- Provided entries:
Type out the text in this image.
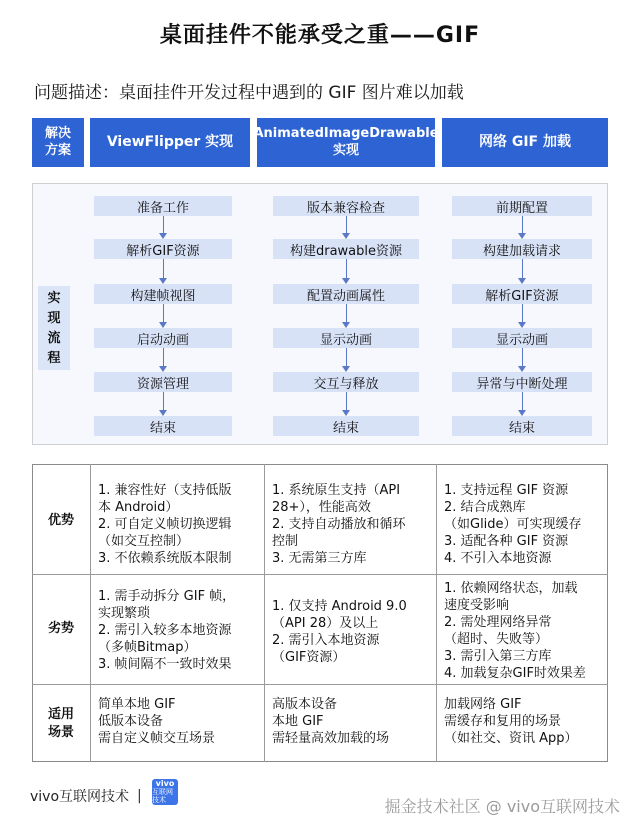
桌面挂件不能承受之重——GIF
问题描述：桌面挂件开发过程中遇到的 GIF 图片难以加载
解决
方案
ViewFlipper 实现	AnimatedImageDrawable
实现
网络 GIF 加载
实
现
流
程
准备工作
解析GIF资源
构建帧视图
启动动画
资源管理
结束
版本兼容检查
构建drawable资源
配置动画属性
显示动画
交互与释放
结束
前期配置
构建加载请求
解析GIF资源
显示动画
异常与中断处理
结束
优势
劣势
适用
场景
1. 兼容性好（支持低版
本 Android）
2. 可自定义帧切换逻辑
（如交互控制）
3. 不依赖系统版本限制
1. 系统原生支持（API
28+），性能高效
2. 支持自动播放和循环
控制
3. 无需第三方库
1. 支持远程 GIF 资源
2. 结合成熟库
（如Glide）可实现缓存
3. 适配各种 GIF 资源
4. 不引入本地资源
1. 需手动拆分 GIF 帧，
实现繁琐
2. 需引入较多本地资源
（多帧Bitmap）
3. 帧间隔不一致时效果
1. 仅支持 Android 9.0
（API 28）及以上
2. 需引入本地资源
（GIF资源）
1. 依赖网络状态，加载
速度受影响
2. 需处理网络异常
（超时、失败等）
3. 需引入第三方库
4. 加载复杂GIF时效果差
简单本地 GIF
低版本设备
需自定义帧交互场景
高版本设备
本地 GIF
需轻量高效加载的场
加载网络 GIF
需缓存和复用的场景
（如社交、资讯 App）
vivo互联网技术 |
vivo
互联网技术	掘金技术社区 @ vivo互联网技术
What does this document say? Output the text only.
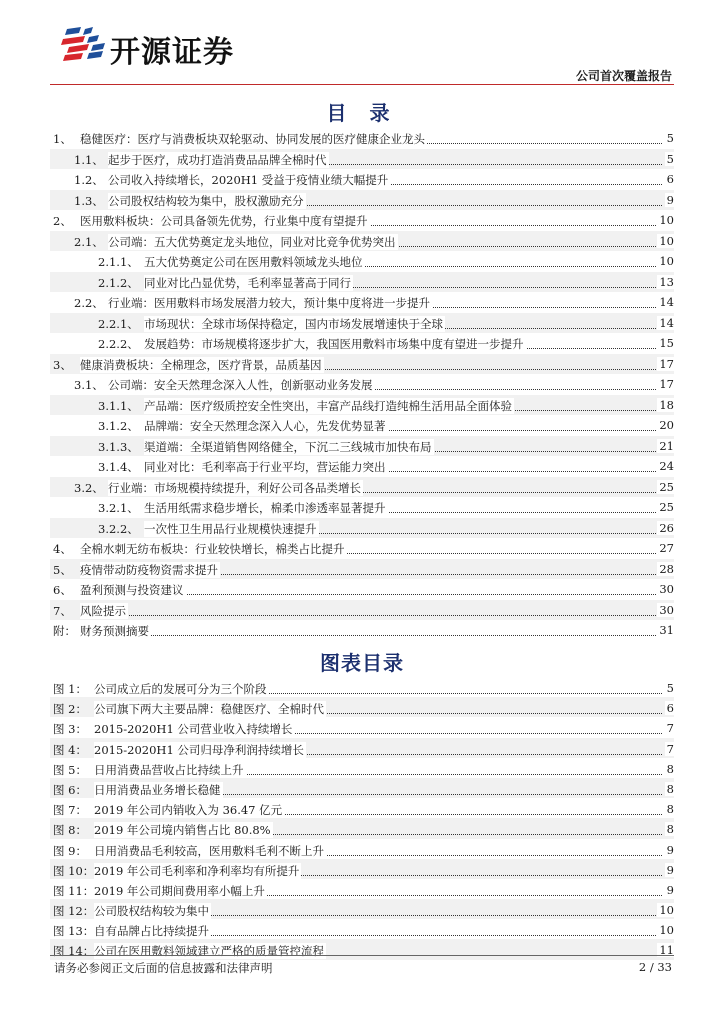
开源证券
公司首次覆盖报告
目 录
1、 稳健医疗：医疗与消费板块双轮驱动、协同发展的医疗健康企业龙头	5
1.1、 起步于医疗，成功打造消费品品牌全棉时代	5
1.2、 公司收入持续增长，2020H1 受益于疫情业绩大幅提升	6
1.3、 公司股权结构较为集中，股权激励充分	9
2、 医用敷料板块：公司具备领先优势，行业集中度有望提升	10
2.1、 公司端：五大优势奠定龙头地位，同业对比竞争优势突出	10
2.1.1、 五大优势奠定公司在医用敷料领域龙头地位	10
2.1.2、 同业对比凸显优势，毛利率显著高于同行	13
2.2、 行业端：医用敷料市场发展潜力较大，预计集中度将进一步提升	14
2.2.1、 市场现状：全球市场保持稳定，国内市场发展增速快于全球	14
2.2.2、 发展趋势：市场规模将逐步扩大，我国医用敷料市场集中度有望进一步提升	15
3、 健康消费板块：全棉理念，医疗背景，品质基因	17
3.1、 公司端：安全天然理念深入人性，创新驱动业务发展	17
3.1.1、 产品端：医疗级质控安全性突出，丰富产品线打造纯棉生活用品全面体验	18
3.1.2、 品牌端：安全天然理念深入人心，先发优势显著	20
3.1.3、 渠道端：全渠道销售网络健全，下沉二三线城市加快布局	21
3.1.4、 同业对比：毛利率高于行业平均，营运能力突出	24
3.2、 行业端：市场规模持续提升，利好公司各品类增长	25
3.2.1、 生活用纸需求稳步增长，棉柔巾渗透率显著提升	25
3.2.2、 一次性卫生用品行业规模快速提升	26
4、 全棉水刺无纺布板块：行业较快增长，棉类占比提升	27
5、 疫情带动防疫物资需求提升	28
6、 盈利预测与投资建议	30
7、 风险提示	30
附： 财务预测摘要	31
图表目录
图 1： 公司成立后的发展可分为三个阶段	5
图 2： 公司旗下两大主要品牌：稳健医疗、全棉时代	6
图 3： 2015-2020H1 公司营业收入持续增长	7
图 4： 2015-2020H1 公司归母净利润持续增长	7
图 5： 日用消费品营收占比持续上升	8
图 6： 日用消费品业务增长稳健	8
图 7： 2019 年公司内销收入为 36.47 亿元	8
图 8： 2019 年公司境内销售占比 80.8%	8
图 9： 日用消费品毛利较高，医用敷料毛利不断上升	9
图 10： 2019 年公司毛利率和净利率均有所提升	9
图 11： 2019 年公司期间费用率小幅上升	9
图 12： 公司股权结构较为集中	10
图 13： 自有品牌占比持续提升	10
图 14： 公司在医用敷料领域建立严格的质量管控流程	11
请务必参阅正文后面的信息披露和法律声明	2 / 33
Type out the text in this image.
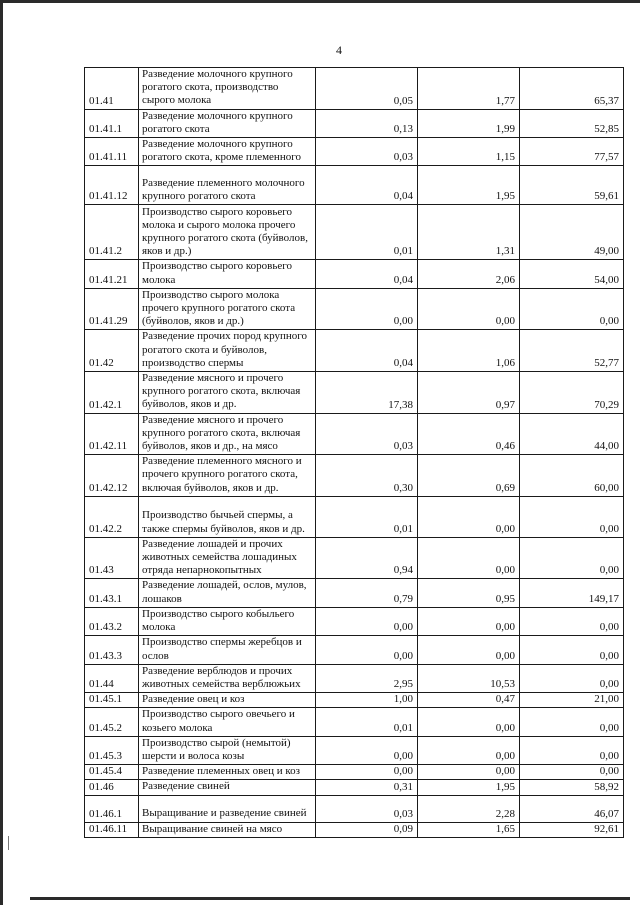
4
01.41	Разведение молочного крупного рогатого скота, производство сырого молока	0,05	1,77	65,37
01.41.1	Разведение молочного крупного рогатого скота	0,13	1,99	52,85
01.41.11	Разведение молочного крупного рогатого скота, кроме племенного	0,03	1,15	77,57
01.41.12	Разведение племенного молочного крупного рогатого скота	0,04	1,95	59,61
01.41.2	Производство сырого коровьего молока и сырого молока прочего крупного рогатого скота (буйволов, яков и др.)	0,01	1,31	49,00
01.41.21	Производство сырого коровьего молока	0,04	2,06	54,00
01.41.29	Производство сырого молока прочего крупного рогатого скота (буйволов, яков и др.)	0,00	0,00	0,00
01.42	Разведение прочих пород крупного рогатого скота и буйволов, производство спермы	0,04	1,06	52,77
01.42.1	Разведение мясного и прочего крупного рогатого скота, включая буйволов, яков и др.	17,38	0,97	70,29
01.42.11	Разведение мясного и прочего крупного рогатого скота, включая буйволов, яков и др., на мясо	0,03	0,46	44,00
01.42.12	Разведение племенного мясного и прочего крупного рогатого скота, включая буйволов, яков и др.	0,30	0,69	60,00
01.42.2	Производство бычьей спермы, а также спермы буйволов, яков и др.	0,01	0,00	0,00
01.43	Разведение лошадей и прочих животных семейства лошадиных отряда непарнокопытных	0,94	0,00	0,00
01.43.1	Разведение лошадей, ослов, мулов, лошаков	0,79	0,95	149,17
01.43.2	Производство сырого кобыльего молока	0,00	0,00	0,00
01.43.3	Производство спермы жеребцов и ослов	0,00	0,00	0,00
01.44	Разведение верблюдов и прочих животных семейства верблюжьих	2,95	10,53	0,00
01.45.1	Разведение овец и коз	1,00	0,47	21,00
01.45.2	Производство сырого овечьего и козьего молока	0,01	0,00	0,00
01.45.3	Производство сырой (немытой) шерсти и волоса козы	0,00	0,00	0,00
01.45.4	Разведение племенных овец и коз	0,00	0,00	0,00
01.46	Разведение свиней	0,31	1,95	58,92
01.46.1	Выращивание и разведение свиней	0,03	2,28	46,07
01.46.11	Выращивание свиней на мясо	0,09	1,65	92,61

- Aim:
Leave out the pictures and copy the rest of the material above exactly.

- Solution for this task:
Type out the text in this image.
桌面挂件不能承受之重——GIF
问题描述：桌面挂件开发过程中遇到的 GIF 图片难以加载
解决
方案
ViewFlipper 实现	AnimatedImageDrawable
实现
网络 GIF 加载
实
现
流
程
准备工作
解析GIF资源
构建帧视图
启动动画
资源管理
结束
版本兼容检查
构建drawable资源
配置动画属性
显示动画
交互与释放
结束
前期配置
构建加载请求
解析GIF资源
显示动画
异常与中断处理
结束
优势
劣势
适用
场景
1. 兼容性好（支持低版
本 Android）
2. 可自定义帧切换逻辑
（如交互控制）
3. 不依赖系统版本限制
1. 系统原生支持（API
28+），性能高效
2. 支持自动播放和循环
控制
3. 无需第三方库
1. 支持远程 GIF 资源
2. 结合成熟库
（如Glide）可实现缓存
3. 适配各种 GIF 资源
4. 不引入本地资源
1. 需手动拆分 GIF 帧，
实现繁琐
2. 需引入较多本地资源
（多帧Bitmap）
3. 帧间隔不一致时效果
1. 仅支持 Android 9.0
（API 28）及以上
2. 需引入本地资源
（GIF资源）
1. 依赖网络状态，加载
速度受影响
2. 需处理网络异常
（超时、失败等）
3. 需引入第三方库
4. 加载复杂GIF时效果差
简单本地 GIF
低版本设备
需自定义帧交互场景
高版本设备
本地 GIF
需轻量高效加载的场
加载网络 GIF
需缓存和复用的场景
（如社交、资讯 App）
vivo互联网技术 |
vivo
互联网技术	掘金技术社区 @ vivo互联网技术
What does this document say? Output the text only.
开源证券
公司首次覆盖报告
目 录
1、 稳健医疗：医疗与消费板块双轮驱动、协同发展的医疗健康企业龙头	5
1.1、 起步于医疗，成功打造消费品品牌全棉时代	5
1.2、 公司收入持续增长，2020H1 受益于疫情业绩大幅提升	6
1.3、 公司股权结构较为集中，股权激励充分	9
2、 医用敷料板块：公司具备领先优势，行业集中度有望提升	10
2.1、 公司端：五大优势奠定龙头地位，同业对比竞争优势突出	10
2.1.1、 五大优势奠定公司在医用敷料领域龙头地位	10
2.1.2、 同业对比凸显优势，毛利率显著高于同行	13
2.2、 行业端：医用敷料市场发展潜力较大，预计集中度将进一步提升	14
2.2.1、 市场现状：全球市场保持稳定，国内市场发展增速快于全球	14
2.2.2、 发展趋势：市场规模将逐步扩大，我国医用敷料市场集中度有望进一步提升	15
3、 健康消费板块：全棉理念，医疗背景，品质基因	17
3.1、 公司端：安全天然理念深入人性，创新驱动业务发展	17
3.1.1、 产品端：医疗级质控安全性突出，丰富产品线打造纯棉生活用品全面体验	18
3.1.2、 品牌端：安全天然理念深入人心，先发优势显著	20
3.1.3、 渠道端：全渠道销售网络健全，下沉二三线城市加快布局	21
3.1.4、 同业对比：毛利率高于行业平均，营运能力突出	24
3.2、 行业端：市场规模持续提升，利好公司各品类增长	25
3.2.1、 生活用纸需求稳步增长，棉柔巾渗透率显著提升	25
3.2.2、 一次性卫生用品行业规模快速提升	26
4、 全棉水刺无纺布板块：行业较快增长，棉类占比提升	27
5、 疫情带动防疫物资需求提升	28
6、 盈利预测与投资建议	30
7、 风险提示	30
附： 财务预测摘要	31
图表目录
图 1： 公司成立后的发展可分为三个阶段	5
图 2： 公司旗下两大主要品牌：稳健医疗、全棉时代	6
图 3： 2015-2020H1 公司营业收入持续增长	7
图 4： 2015-2020H1 公司归母净利润持续增长	7
图 5： 日用消费品营收占比持续上升	8
图 6： 日用消费品业务增长稳健	8
图 7： 2019 年公司内销收入为 36.47 亿元	8
图 8： 2019 年公司境内销售占比 80.8%	8
图 9： 日用消费品毛利较高，医用敷料毛利不断上升	9
图 10： 2019 年公司毛利率和净利率均有所提升	9
图 11： 2019 年公司期间费用率小幅上升	9
图 12： 公司股权结构较为集中	10
图 13： 自有品牌占比持续提升	10
图 14： 公司在医用敷料领域建立严格的质量管控流程	11
请务必参阅正文后面的信息披露和法律声明	2 / 33
Type out the text in this image.
4
01.41	Разведение молочного крупного рогатого скота, производство сырого молока	0,05	1,77	65,37
01.41.1	Разведение молочного крупного рогатого скота	0,13	1,99	52,85
01.41.11	Разведение молочного крупного рогатого скота, кроме племенного	0,03	1,15	77,57
01.41.12	Разведение племенного молочного крупного рогатого скота	0,04	1,95	59,61
01.41.2	Производство сырого коровьего молока и сырого молока прочего крупного рогатого скота (буйволов, яков и др.)	0,01	1,31	49,00
01.41.21	Производство сырого коровьего молока	0,04	2,06	54,00
01.41.29	Производство сырого молока прочего крупного рогатого скота (буйволов, яков и др.)	0,00	0,00	0,00
01.42	Разведение прочих пород крупного рогатого скота и буйволов, производство спермы	0,04	1,06	52,77
01.42.1	Разведение мясного и прочего крупного рогатого скота, включая буйволов, яков и др.	17,38	0,97	70,29
01.42.11	Разведение мясного и прочего крупного рогатого скота, включая буйволов, яков и др., на мясо	0,03	0,46	44,00
01.42.12	Разведение племенного мясного и прочего крупного рогатого скота, включая буйволов, яков и др.	0,30	0,69	60,00
01.42.2	Производство бычьей спермы, а также спермы буйволов, яков и др.	0,01	0,00	0,00
01.43	Разведение лошадей и прочих животных семейства лошадиных отряда непарнокопытных	0,94	0,00	0,00
01.43.1	Разведение лошадей, ослов, мулов, лошаков	0,79	0,95	149,17
01.43.2	Производство сырого кобыльего молока	0,00	0,00	0,00
01.43.3	Производство спермы жеребцов и ослов	0,00	0,00	0,00
01.44	Разведение верблюдов и прочих животных семейства верблюжьих	2,95	10,53	0,00
01.45.1	Разведение овец и коз	1,00	0,47	21,00
01.45.2	Производство сырого овечьего и козьего молока	0,01	0,00	0,00
01.45.3	Производство сырой (немытой) шерсти и волоса козы	0,00	0,00	0,00
01.45.4	Разведение племенных овец и коз	0,00	0,00	0,00
01.46	Разведение свиней	0,31	1,95	58,92
01.46.1	Выращивание и разведение свиней	0,03	2,28	46,07
01.46.11	Выращивание свиней на мясо	0,09	1,65	92,61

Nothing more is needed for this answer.